▸ **Provided material**:
═══
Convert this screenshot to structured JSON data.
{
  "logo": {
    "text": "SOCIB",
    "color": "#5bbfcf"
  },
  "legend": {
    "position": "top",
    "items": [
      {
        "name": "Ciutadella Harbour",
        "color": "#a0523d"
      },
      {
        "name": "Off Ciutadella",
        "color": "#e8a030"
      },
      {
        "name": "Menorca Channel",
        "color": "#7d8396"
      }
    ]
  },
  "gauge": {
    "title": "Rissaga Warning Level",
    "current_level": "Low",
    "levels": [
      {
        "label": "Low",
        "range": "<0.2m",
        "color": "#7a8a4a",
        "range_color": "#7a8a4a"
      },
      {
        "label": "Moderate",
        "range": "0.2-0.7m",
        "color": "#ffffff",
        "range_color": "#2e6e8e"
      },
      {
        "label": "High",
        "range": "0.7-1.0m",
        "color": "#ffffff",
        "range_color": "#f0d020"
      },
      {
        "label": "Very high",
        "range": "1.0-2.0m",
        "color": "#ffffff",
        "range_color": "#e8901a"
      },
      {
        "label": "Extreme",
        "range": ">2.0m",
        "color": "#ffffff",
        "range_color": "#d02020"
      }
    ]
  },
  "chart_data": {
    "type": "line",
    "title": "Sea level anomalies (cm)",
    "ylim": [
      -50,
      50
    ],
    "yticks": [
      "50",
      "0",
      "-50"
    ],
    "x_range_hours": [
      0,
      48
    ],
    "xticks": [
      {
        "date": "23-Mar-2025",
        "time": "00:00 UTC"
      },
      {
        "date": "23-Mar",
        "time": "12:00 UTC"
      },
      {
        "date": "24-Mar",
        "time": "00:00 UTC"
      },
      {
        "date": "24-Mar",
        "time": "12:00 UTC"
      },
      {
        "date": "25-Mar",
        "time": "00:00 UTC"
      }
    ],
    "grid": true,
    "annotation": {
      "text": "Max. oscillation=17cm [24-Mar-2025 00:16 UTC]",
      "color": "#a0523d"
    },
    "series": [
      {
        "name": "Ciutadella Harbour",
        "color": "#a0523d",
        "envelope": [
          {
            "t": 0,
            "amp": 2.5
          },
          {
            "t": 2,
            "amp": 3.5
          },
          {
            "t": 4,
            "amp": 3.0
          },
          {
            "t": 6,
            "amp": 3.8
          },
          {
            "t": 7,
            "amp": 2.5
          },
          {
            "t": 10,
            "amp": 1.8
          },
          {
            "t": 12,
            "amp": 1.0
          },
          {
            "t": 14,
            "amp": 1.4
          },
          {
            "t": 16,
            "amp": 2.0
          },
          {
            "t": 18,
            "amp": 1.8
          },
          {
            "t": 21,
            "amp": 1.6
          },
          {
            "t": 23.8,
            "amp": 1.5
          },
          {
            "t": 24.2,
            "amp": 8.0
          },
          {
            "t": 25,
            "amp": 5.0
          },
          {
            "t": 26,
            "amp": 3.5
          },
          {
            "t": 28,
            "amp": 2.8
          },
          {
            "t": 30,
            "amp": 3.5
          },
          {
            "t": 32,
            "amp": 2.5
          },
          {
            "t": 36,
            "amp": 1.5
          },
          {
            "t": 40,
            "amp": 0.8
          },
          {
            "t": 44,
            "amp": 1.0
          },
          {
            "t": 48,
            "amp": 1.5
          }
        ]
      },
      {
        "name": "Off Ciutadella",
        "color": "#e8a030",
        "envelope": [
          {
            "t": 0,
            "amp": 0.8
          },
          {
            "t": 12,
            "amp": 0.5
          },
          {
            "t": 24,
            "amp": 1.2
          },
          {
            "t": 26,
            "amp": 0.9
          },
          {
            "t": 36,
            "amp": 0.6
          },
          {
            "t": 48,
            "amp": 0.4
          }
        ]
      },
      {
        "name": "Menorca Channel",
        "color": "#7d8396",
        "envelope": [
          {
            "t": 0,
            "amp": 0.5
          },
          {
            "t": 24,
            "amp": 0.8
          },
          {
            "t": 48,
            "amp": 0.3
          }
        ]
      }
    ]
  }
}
═══
▸ **Directions for this task**: Pick every line with "date" in it and copy it.

▸ **Complete output**:
        "date": "23-Mar-2025",
        "date": "23-Mar",
        "date": "24-Mar",
        "date": "24-Mar",
        "date": "25-Mar",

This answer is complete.